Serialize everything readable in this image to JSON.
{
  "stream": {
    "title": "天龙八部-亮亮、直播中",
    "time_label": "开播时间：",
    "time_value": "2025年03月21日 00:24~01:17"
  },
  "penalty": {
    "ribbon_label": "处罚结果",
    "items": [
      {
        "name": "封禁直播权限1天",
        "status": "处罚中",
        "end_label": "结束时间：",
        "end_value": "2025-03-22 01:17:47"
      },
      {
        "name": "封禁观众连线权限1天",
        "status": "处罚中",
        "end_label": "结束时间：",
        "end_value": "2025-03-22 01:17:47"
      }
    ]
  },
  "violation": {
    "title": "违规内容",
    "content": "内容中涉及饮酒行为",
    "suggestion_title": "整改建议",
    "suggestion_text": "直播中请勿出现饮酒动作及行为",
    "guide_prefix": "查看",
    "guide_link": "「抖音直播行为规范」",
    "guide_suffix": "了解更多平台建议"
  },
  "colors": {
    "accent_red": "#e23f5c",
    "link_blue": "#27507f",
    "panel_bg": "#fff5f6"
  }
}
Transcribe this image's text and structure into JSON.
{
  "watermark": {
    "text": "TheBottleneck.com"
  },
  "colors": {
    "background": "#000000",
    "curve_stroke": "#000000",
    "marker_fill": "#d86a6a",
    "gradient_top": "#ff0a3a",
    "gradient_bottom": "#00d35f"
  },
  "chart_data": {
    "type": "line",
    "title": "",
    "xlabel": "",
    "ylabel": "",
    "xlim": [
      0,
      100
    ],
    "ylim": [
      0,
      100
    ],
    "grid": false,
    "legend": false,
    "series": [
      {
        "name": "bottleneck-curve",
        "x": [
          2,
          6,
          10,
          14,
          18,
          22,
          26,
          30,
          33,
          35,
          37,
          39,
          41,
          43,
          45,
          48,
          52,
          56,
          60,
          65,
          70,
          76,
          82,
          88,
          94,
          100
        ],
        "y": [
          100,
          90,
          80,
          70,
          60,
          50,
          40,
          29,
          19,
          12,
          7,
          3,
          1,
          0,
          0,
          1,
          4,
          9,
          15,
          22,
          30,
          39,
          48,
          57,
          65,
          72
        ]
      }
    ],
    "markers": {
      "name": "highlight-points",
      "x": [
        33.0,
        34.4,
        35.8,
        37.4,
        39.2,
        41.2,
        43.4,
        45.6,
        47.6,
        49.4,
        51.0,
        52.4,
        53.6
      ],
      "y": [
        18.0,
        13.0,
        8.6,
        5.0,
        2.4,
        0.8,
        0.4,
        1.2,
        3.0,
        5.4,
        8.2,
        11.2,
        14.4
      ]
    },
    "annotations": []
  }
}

────────────────────

Write all of the records out again exactly.

Output of the task:
Serialize everything readable in this image to JSON.
{
  "stream": {
    "title": "天龙八部-亮亮、直播中",
    "time_label": "开播时间：",
    "time_value": "2025年03月21日 00:24~01:17"
  },
  "penalty": {
    "ribbon_label": "处罚结果",
    "items": [
      {
        "name": "封禁直播权限1天",
        "status": "处罚中",
        "end_label": "结束时间：",
        "end_value": "2025-03-22 01:17:47"
      },
      {
        "name": "封禁观众连线权限1天",
        "status": "处罚中",
        "end_label": "结束时间：",
        "end_value": "2025-03-22 01:17:47"
      }
    ]
  },
  "violation": {
    "title": "违规内容",
    "content": "内容中涉及饮酒行为",
    "suggestion_title": "整改建议",
    "suggestion_text": "直播中请勿出现饮酒动作及行为",
    "guide_prefix": "查看",
    "guide_link": "「抖音直播行为规范」",
    "guide_suffix": "了解更多平台建议"
  },
  "colors": {
    "accent_red": "#e23f5c",
    "link_blue": "#27507f",
    "panel_bg": "#fff5f6"
  }
}
Transcribe this image's text and structure into JSON.
{
  "watermark": {
    "text": "TheBottleneck.com"
  },
  "colors": {
    "background": "#000000",
    "curve_stroke": "#000000",
    "marker_fill": "#d86a6a",
    "gradient_top": "#ff0a3a",
    "gradient_bottom": "#00d35f"
  },
  "chart_data": {
    "type": "line",
    "title": "",
    "xlabel": "",
    "ylabel": "",
    "xlim": [
      0,
      100
    ],
    "ylim": [
      0,
      100
    ],
    "grid": false,
    "legend": false,
    "series": [
      {
        "name": "bottleneck-curve",
        "x": [
          2,
          6,
          10,
          14,
          18,
          22,
          26,
          30,
          33,
          35,
          37,
          39,
          41,
          43,
          45,
          48,
          52,
          56,
          60,
          65,
          70,
          76,
          82,
          88,
          94,
          100
        ],
        "y": [
          100,
          90,
          80,
          70,
          60,
          50,
          40,
          29,
          19,
          12,
          7,
          3,
          1,
          0,
          0,
          1,
          4,
          9,
          15,
          22,
          30,
          39,
          48,
          57,
          65,
          72
        ]
      }
    ],
    "markers": {
      "name": "highlight-points",
      "x": [
        33.0,
        34.4,
        35.8,
        37.4,
        39.2,
        41.2,
        43.4,
        45.6,
        47.6,
        49.4,
        51.0,
        52.4,
        53.6
      ],
      "y": [
        18.0,
        13.0,
        8.6,
        5.0,
        2.4,
        0.8,
        0.4,
        1.2,
        3.0,
        5.4,
        8.2,
        11.2,
        14.4
      ]
    },
    "annotations": []
  }
}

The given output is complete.